**Records to process**
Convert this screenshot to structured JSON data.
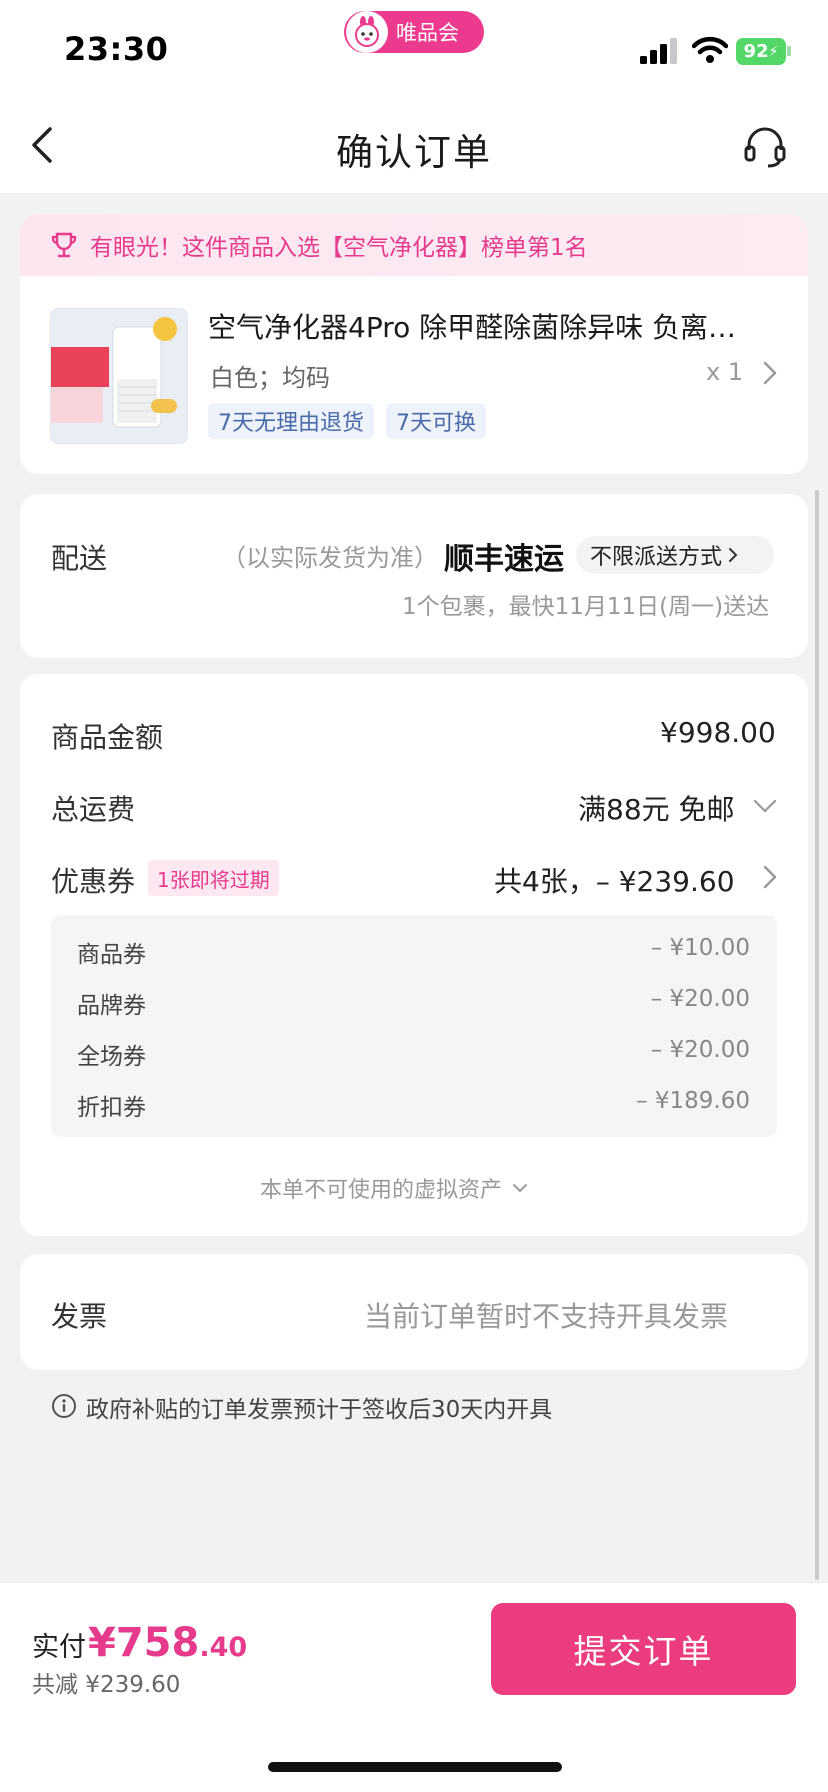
{
  "status_bar": {
    "time": "23:30",
    "brand": "唯品会",
    "battery": "92"
  },
  "nav": {
    "title": "确认订单"
  },
  "rank_banner": {
    "text": "有眼光！这件商品入选【空气净化器】榜单第1名"
  },
  "product": {
    "name": "空气净化器4Pro 除甲醛除菌除异味 负离…",
    "spec": "白色；均码",
    "qty": "x 1",
    "tags": [
      "7天无理由退货",
      "7天可换"
    ]
  },
  "delivery": {
    "label": "配送",
    "note": "（以实际发货为准）",
    "carrier": "顺丰速运",
    "method_button": "不限派送方式",
    "estimate": "1个包裹，最快11月11日(周一)送达"
  },
  "price": {
    "goods_label": "商品金额",
    "goods_value": "¥998.00",
    "shipping_label": "总运费",
    "shipping_value": "满88元 免邮",
    "coupon_label": "优惠券",
    "coupon_badge": "1张即将过期",
    "coupon_value": "共4张，– ¥239.60",
    "coupons": [
      {
        "name": "商品券",
        "amount": "– ¥10.00"
      },
      {
        "name": "品牌券",
        "amount": "– ¥20.00"
      },
      {
        "name": "全场券",
        "amount": "– ¥20.00"
      },
      {
        "name": "折扣券",
        "amount": "– ¥189.60"
      }
    ],
    "virtual_assets": "本单不可使用的虚拟资产"
  },
  "invoice": {
    "label": "发票",
    "value": "当前订单暂时不支持开具发票",
    "notice": "政府补贴的订单发票预计于签收后30天内开具"
  },
  "footer": {
    "pay_label": "实付",
    "pay_int": "¥758",
    "pay_dec": ".40",
    "saved": "共减 ¥239.60",
    "submit": "提交订单"
  },
  "colors": {
    "accent": "#ea3c7e",
    "banner_text": "#e63a8c",
    "tag_text": "#4b6aa8"
  }
}
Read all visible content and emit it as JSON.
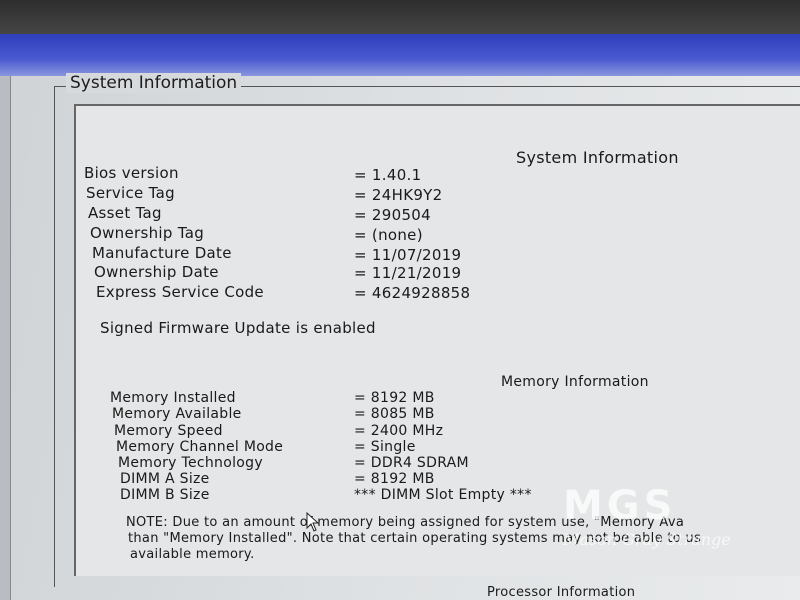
{
  "group_title": "System Information",
  "system_heading": "System Information",
  "system_rows": [
    {
      "label": "Bios version",
      "value": "= 1.40.1"
    },
    {
      "label": "Service Tag",
      "value": "= 24HK9Y2"
    },
    {
      "label": "Asset Tag",
      "value": "= 290504"
    },
    {
      "label": "Ownership Tag",
      "value": "= (none)"
    },
    {
      "label": "Manufacture Date",
      "value": "= 11/07/2019"
    },
    {
      "label": "Ownership Date",
      "value": "= 11/21/2019"
    },
    {
      "label": "Express Service Code",
      "value": "= 4624928858"
    }
  ],
  "firmware_note": "Signed Firmware Update is enabled",
  "memory_heading": "Memory Information",
  "memory_rows": [
    {
      "label": "Memory Installed",
      "value": "= 8192 MB"
    },
    {
      "label": "Memory Available",
      "value": "= 8085 MB"
    },
    {
      "label": "Memory Speed",
      "value": "= 2400 MHz"
    },
    {
      "label": "Memory Channel Mode",
      "value": "= Single"
    },
    {
      "label": "Memory Technology",
      "value": "= DDR4 SDRAM"
    },
    {
      "label": "DIMM A Size",
      "value": "= 8192 MB"
    },
    {
      "label": "DIMM B Size",
      "value": "*** DIMM Slot Empty ***"
    }
  ],
  "memory_note": {
    "line1": "NOTE: Due to an amount of memory being assigned for system use, \"Memory Ava",
    "line2": "than \"Memory Installed\". Note that certain operating systems may not be able to us",
    "line3": "available memory."
  },
  "processor_heading": "Processor Information",
  "watermark": {
    "logo": "MGS",
    "name": "Mason Gray Strange"
  }
}
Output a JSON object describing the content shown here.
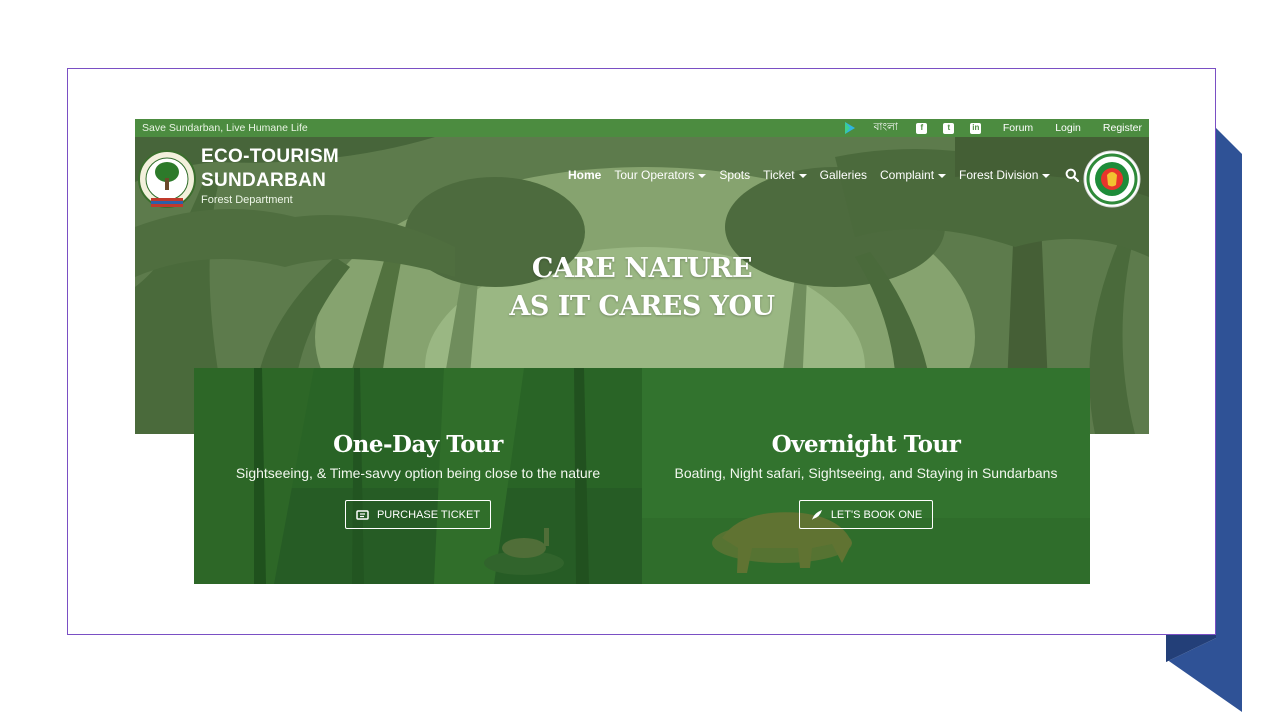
{
  "topbar": {
    "tagline": "Save Sundarban, Live Humane Life",
    "language": "বাংলা",
    "links": [
      "Forum",
      "Login",
      "Register"
    ]
  },
  "brand": {
    "title_line1": "ECO-TOURISM",
    "title_line2": "SUNDARBAN",
    "subtitle": "Forest Department"
  },
  "nav": {
    "items": [
      {
        "label": "Home",
        "active": true,
        "dropdown": false
      },
      {
        "label": "Tour Operators",
        "dropdown": true
      },
      {
        "label": "Spots",
        "dropdown": false
      },
      {
        "label": "Ticket",
        "dropdown": true
      },
      {
        "label": "Galleries",
        "dropdown": false
      },
      {
        "label": "Complaint",
        "dropdown": true
      },
      {
        "label": "Forest Division",
        "dropdown": true
      }
    ]
  },
  "hero": {
    "line1": "CARE NATURE",
    "line2": "AS IT CARES YOU"
  },
  "cards": [
    {
      "title": "One-Day Tour",
      "description": "Sightseeing, & Time-savvy option being close to the nature",
      "button": "PURCHASE TICKET",
      "button_icon": "ticket-icon"
    },
    {
      "title": "Overnight Tour",
      "description": "Boating, Night safari, Sightseeing, and Staying in Sundarbans",
      "button": "LET'S BOOK ONE",
      "button_icon": "feather-icon"
    }
  ],
  "colors": {
    "topbar": "#4c8c40",
    "hero": "#5b7a4a",
    "frame_border": "#7a4fc4",
    "deco_blue": "#2f5296"
  }
}
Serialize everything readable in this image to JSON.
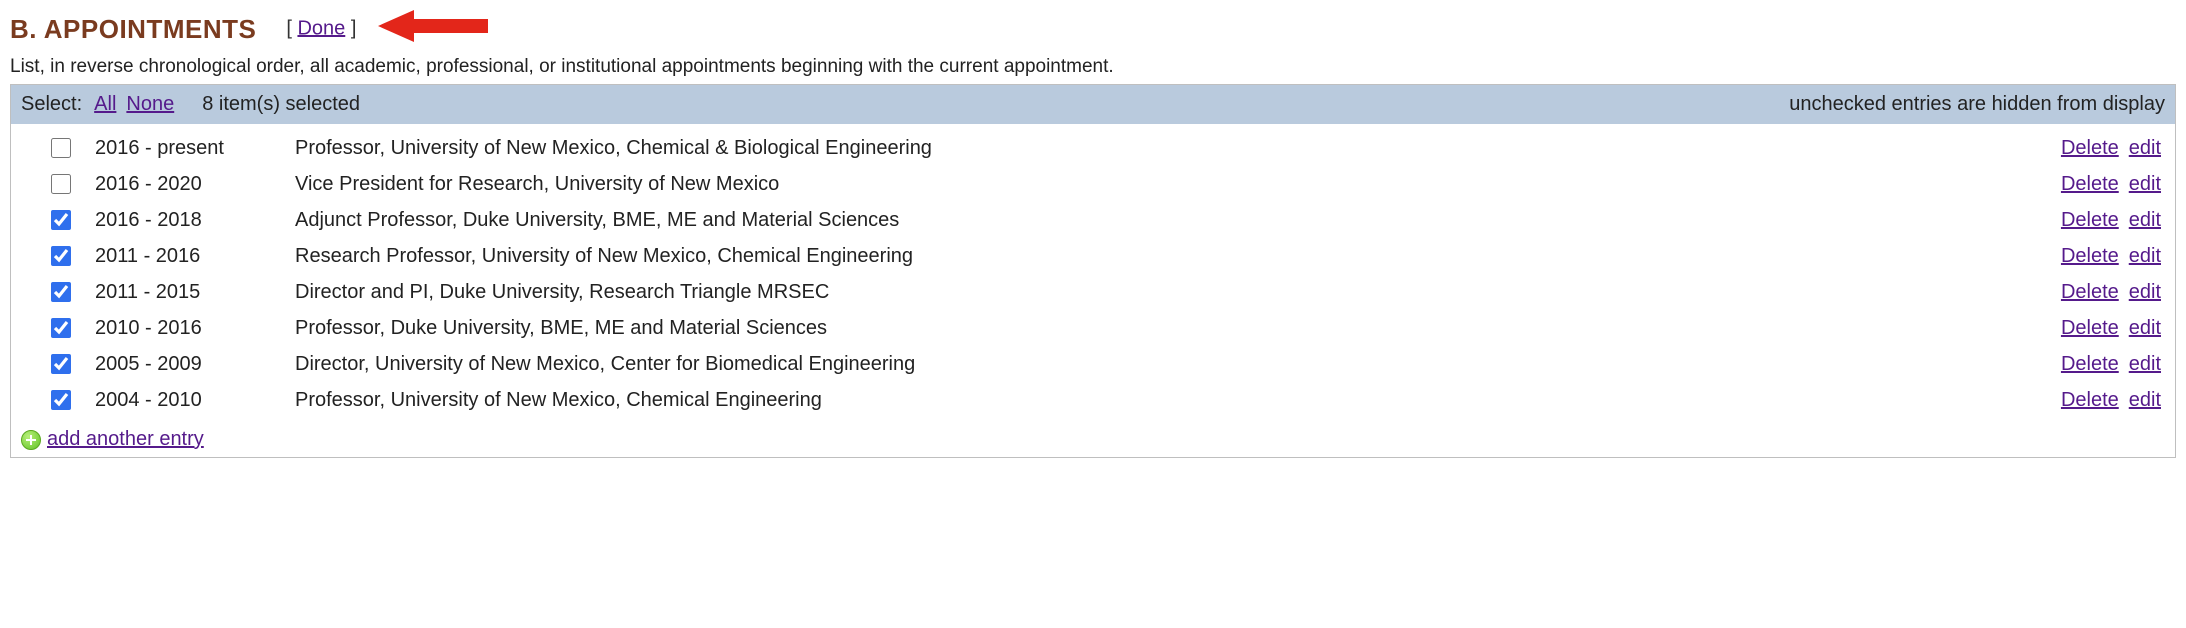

**Exercise objective**
Transcribe the records word for word and include no pictures.

**Final answer**
Convert this screenshot to structured JSON data.
{
  "status_bar": {
    "time": "23:30",
    "brand": "唯品会",
    "battery": "92"
  },
  "nav": {
    "title": "确认订单"
  },
  "rank_banner": {
    "text": "有眼光！这件商品入选【空气净化器】榜单第1名"
  },
  "product": {
    "name": "空气净化器4Pro 除甲醛除菌除异味 负离…",
    "spec": "白色；均码",
    "qty": "x 1",
    "tags": [
      "7天无理由退货",
      "7天可换"
    ]
  },
  "delivery": {
    "label": "配送",
    "note": "（以实际发货为准）",
    "carrier": "顺丰速运",
    "method_button": "不限派送方式",
    "estimate": "1个包裹，最快11月11日(周一)送达"
  },
  "price": {
    "goods_label": "商品金额",
    "goods_value": "¥998.00",
    "shipping_label": "总运费",
    "shipping_value": "满88元 免邮",
    "coupon_label": "优惠券",
    "coupon_badge": "1张即将过期",
    "coupon_value": "共4张，– ¥239.60",
    "coupons": [
      {
        "name": "商品券",
        "amount": "– ¥10.00"
      },
      {
        "name": "品牌券",
        "amount": "– ¥20.00"
      },
      {
        "name": "全场券",
        "amount": "– ¥20.00"
      },
      {
        "name": "折扣券",
        "amount": "– ¥189.60"
      }
    ],
    "virtual_assets": "本单不可使用的虚拟资产"
  },
  "invoice": {
    "label": "发票",
    "value": "当前订单暂时不支持开具发票",
    "notice": "政府补贴的订单发票预计于签收后30天内开具"
  },
  "footer": {
    "pay_label": "实付",
    "pay_int": "¥758",
    "pay_dec": ".40",
    "saved": "共减 ¥239.60",
    "submit": "提交订单"
  },
  "colors": {
    "accent": "#ea3c7e",
    "banner_text": "#e63a8c",
    "tag_text": "#4b6aa8"
  }
}
Read all visible content and emit it as JSON.
{
  "group_title": "System Information",
  "system_heading": "System Information",
  "system_rows": [
    {
      "label": "Bios version",
      "value": "= 1.40.1"
    },
    {
      "label": "Service Tag",
      "value": "= 24HK9Y2"
    },
    {
      "label": "Asset Tag",
      "value": "= 290504"
    },
    {
      "label": "Ownership Tag",
      "value": "= (none)"
    },
    {
      "label": "Manufacture Date",
      "value": "= 11/07/2019"
    },
    {
      "label": "Ownership Date",
      "value": "= 11/21/2019"
    },
    {
      "label": "Express Service Code",
      "value": "= 4624928858"
    }
  ],
  "firmware_note": "Signed Firmware Update is enabled",
  "memory_heading": "Memory Information",
  "memory_rows": [
    {
      "label": "Memory Installed",
      "value": "= 8192 MB"
    },
    {
      "label": "Memory Available",
      "value": "= 8085 MB"
    },
    {
      "label": "Memory Speed",
      "value": "= 2400 MHz"
    },
    {
      "label": "Memory Channel Mode",
      "value": "= Single"
    },
    {
      "label": "Memory Technology",
      "value": "= DDR4 SDRAM"
    },
    {
      "label": "DIMM A Size",
      "value": "= 8192 MB"
    },
    {
      "label": "DIMM B Size",
      "value": "*** DIMM Slot Empty ***"
    }
  ],
  "memory_note": {
    "line1": "NOTE: Due to an amount of memory being assigned for system use, \"Memory Ava",
    "line2": "than \"Memory Installed\". Note that certain operating systems may not be able to us",
    "line3": "available memory."
  },
  "processor_heading": "Processor Information",
  "watermark": {
    "logo": "MGS",
    "name": "Mason Gray Strange"
  }
}
Output a JSON object describing the content shown here.
{
  "topbar": {
    "tagline": "Save Sundarban, Live Humane Life",
    "language": "বাংলা",
    "links": [
      "Forum",
      "Login",
      "Register"
    ]
  },
  "brand": {
    "title_line1": "ECO-TOURISM",
    "title_line2": "SUNDARBAN",
    "subtitle": "Forest Department"
  },
  "nav": {
    "items": [
      {
        "label": "Home",
        "active": true,
        "dropdown": false
      },
      {
        "label": "Tour Operators",
        "dropdown": true
      },
      {
        "label": "Spots",
        "dropdown": false
      },
      {
        "label": "Ticket",
        "dropdown": true
      },
      {
        "label": "Galleries",
        "dropdown": false
      },
      {
        "label": "Complaint",
        "dropdown": true
      },
      {
        "label": "Forest Division",
        "dropdown": true
      }
    ]
  },
  "hero": {
    "line1": "CARE NATURE",
    "line2": "AS IT CARES YOU"
  },
  "cards": [
    {
      "title": "One-Day Tour",
      "description": "Sightseeing, & Time-savvy option being close to the nature",
      "button": "PURCHASE TICKET",
      "button_icon": "ticket-icon"
    },
    {
      "title": "Overnight Tour",
      "description": "Boating, Night safari, Sightseeing, and Staying in Sundarbans",
      "button": "LET'S BOOK ONE",
      "button_icon": "feather-icon"
    }
  ],
  "colors": {
    "topbar": "#4c8c40",
    "hero": "#5b7a4a",
    "frame_border": "#7a4fc4",
    "deco_blue": "#2f5296"
  }
}
Serialize everything readable in this image to JSON.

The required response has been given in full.